## [Objective]
Tell how many lines in these records contain the string "prostata", with only the number as the reply.

## [Exercise material]
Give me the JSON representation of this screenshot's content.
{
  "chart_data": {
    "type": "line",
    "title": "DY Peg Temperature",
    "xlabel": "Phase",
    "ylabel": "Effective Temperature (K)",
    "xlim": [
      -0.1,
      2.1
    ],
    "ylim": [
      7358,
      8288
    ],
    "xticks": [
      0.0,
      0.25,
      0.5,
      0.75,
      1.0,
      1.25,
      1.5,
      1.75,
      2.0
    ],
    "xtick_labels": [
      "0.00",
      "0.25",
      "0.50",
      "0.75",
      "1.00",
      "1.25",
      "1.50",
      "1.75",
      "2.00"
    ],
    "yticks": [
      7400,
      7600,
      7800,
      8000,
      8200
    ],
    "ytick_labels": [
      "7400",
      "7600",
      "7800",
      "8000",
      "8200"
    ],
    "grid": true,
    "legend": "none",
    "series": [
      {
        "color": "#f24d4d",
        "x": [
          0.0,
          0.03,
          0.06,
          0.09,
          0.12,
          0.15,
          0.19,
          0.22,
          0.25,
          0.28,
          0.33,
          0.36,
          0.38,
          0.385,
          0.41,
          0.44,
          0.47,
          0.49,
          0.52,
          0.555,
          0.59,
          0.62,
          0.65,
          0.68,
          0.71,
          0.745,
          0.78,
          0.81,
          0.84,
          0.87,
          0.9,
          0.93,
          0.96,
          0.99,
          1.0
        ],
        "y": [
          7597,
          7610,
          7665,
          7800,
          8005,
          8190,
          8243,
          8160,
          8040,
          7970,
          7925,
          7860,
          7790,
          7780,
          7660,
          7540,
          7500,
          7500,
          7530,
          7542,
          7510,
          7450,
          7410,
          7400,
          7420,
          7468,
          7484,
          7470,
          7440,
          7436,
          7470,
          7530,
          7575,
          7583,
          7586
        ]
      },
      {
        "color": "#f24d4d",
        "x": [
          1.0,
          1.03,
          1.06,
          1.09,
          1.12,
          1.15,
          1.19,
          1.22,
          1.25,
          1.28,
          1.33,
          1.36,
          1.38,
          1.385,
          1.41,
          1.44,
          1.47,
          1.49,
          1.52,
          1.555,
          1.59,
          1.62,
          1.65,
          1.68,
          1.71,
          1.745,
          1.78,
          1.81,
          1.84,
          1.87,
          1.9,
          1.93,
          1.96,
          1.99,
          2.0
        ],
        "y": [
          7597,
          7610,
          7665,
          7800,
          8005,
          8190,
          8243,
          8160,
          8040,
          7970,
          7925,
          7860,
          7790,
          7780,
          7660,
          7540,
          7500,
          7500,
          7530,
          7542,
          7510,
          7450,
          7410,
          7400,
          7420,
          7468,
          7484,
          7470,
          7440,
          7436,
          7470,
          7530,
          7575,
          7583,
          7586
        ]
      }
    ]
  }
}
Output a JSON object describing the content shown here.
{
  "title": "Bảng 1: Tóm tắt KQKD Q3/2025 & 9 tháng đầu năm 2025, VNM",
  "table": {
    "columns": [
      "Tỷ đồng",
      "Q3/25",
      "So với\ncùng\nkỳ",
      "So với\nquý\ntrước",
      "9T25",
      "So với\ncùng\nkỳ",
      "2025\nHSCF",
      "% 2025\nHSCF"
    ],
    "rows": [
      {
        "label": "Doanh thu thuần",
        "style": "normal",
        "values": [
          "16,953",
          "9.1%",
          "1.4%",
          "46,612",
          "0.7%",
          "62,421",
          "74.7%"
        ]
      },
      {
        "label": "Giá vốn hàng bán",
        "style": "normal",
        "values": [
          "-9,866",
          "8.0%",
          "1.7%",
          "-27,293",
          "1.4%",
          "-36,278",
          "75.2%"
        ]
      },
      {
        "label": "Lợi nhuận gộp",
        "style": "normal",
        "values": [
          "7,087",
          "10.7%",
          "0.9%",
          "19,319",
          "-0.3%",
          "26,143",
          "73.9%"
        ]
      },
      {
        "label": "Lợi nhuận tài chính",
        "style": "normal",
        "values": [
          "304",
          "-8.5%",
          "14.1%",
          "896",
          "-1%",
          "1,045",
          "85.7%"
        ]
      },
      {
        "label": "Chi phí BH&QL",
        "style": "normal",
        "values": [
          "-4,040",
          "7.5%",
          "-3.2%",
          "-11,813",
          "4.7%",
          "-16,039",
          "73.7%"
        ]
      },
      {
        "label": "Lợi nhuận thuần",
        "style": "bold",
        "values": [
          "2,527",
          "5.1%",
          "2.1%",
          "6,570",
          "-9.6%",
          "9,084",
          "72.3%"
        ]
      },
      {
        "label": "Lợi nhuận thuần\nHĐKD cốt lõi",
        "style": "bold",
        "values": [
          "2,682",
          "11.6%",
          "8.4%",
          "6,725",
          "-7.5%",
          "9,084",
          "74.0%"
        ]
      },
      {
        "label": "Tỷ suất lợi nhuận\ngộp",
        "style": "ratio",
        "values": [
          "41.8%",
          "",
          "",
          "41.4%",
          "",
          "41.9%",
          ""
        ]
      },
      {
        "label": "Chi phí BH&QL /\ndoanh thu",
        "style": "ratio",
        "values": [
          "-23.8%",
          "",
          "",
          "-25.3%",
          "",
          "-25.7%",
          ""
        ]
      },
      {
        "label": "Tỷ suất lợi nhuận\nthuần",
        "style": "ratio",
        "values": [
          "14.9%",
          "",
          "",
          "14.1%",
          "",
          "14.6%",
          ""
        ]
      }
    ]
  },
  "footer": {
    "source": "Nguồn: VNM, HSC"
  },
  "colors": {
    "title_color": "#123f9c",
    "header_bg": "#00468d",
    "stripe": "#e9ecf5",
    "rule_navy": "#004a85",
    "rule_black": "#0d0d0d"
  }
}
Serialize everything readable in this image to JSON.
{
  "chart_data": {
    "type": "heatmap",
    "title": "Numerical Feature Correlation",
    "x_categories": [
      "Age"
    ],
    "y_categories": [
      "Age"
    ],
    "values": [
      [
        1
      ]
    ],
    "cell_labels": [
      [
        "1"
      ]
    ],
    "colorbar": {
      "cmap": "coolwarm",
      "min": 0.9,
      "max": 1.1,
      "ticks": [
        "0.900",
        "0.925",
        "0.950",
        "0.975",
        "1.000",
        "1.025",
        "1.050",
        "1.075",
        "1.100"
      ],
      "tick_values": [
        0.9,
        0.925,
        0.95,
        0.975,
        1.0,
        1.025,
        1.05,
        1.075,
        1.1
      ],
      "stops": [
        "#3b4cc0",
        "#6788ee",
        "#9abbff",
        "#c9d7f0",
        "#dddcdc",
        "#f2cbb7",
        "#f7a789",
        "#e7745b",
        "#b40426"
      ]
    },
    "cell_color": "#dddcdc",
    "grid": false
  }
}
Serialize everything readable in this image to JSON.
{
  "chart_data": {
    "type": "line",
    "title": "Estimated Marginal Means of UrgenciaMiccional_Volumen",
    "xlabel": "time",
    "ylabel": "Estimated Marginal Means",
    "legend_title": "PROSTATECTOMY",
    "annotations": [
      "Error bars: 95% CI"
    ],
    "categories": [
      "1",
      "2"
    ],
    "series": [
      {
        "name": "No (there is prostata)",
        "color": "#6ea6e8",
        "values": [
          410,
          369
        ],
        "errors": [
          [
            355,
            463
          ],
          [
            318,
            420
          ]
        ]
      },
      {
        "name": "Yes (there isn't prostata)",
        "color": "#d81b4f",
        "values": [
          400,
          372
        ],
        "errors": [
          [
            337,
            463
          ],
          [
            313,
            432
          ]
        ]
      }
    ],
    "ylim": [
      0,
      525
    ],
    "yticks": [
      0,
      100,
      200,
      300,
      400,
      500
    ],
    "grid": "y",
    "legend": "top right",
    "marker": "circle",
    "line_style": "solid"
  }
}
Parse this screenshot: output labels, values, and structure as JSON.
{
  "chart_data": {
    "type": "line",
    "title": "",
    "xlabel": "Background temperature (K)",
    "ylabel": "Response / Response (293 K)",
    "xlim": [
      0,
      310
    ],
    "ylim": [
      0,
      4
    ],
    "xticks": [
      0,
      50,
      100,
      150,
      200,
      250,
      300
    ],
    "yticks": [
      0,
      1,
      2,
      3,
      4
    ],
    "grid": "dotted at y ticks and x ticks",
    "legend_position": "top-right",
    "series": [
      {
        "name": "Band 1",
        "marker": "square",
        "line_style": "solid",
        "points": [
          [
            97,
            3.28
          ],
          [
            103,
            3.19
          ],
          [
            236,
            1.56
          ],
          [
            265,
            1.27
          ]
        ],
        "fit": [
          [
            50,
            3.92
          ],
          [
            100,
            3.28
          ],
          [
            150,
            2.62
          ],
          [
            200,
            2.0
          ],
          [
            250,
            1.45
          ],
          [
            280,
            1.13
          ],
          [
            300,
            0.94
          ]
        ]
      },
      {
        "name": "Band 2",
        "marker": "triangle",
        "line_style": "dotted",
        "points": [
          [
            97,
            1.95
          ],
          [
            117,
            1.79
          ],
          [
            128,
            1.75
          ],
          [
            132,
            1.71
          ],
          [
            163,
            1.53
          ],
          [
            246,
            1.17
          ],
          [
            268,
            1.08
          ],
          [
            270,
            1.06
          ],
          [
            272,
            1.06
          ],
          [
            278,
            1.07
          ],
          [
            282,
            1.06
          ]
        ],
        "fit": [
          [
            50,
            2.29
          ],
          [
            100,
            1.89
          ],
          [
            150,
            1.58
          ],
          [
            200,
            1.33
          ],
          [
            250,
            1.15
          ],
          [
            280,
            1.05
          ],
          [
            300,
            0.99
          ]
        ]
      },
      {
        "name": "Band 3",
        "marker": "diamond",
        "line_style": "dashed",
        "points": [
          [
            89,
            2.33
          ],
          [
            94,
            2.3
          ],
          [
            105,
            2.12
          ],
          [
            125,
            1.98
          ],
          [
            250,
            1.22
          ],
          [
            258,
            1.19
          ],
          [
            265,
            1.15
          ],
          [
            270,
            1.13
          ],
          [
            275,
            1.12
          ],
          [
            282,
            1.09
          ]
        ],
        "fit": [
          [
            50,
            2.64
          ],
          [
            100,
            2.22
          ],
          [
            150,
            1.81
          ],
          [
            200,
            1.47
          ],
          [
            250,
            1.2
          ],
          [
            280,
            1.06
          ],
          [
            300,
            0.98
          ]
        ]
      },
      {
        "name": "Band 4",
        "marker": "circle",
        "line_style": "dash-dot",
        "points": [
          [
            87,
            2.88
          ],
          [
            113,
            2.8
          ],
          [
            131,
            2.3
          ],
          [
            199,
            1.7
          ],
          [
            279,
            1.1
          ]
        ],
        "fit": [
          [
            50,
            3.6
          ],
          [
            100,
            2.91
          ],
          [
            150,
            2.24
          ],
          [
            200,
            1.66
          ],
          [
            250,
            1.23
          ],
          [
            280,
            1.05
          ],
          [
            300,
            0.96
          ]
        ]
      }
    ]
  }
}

## [Response below]
2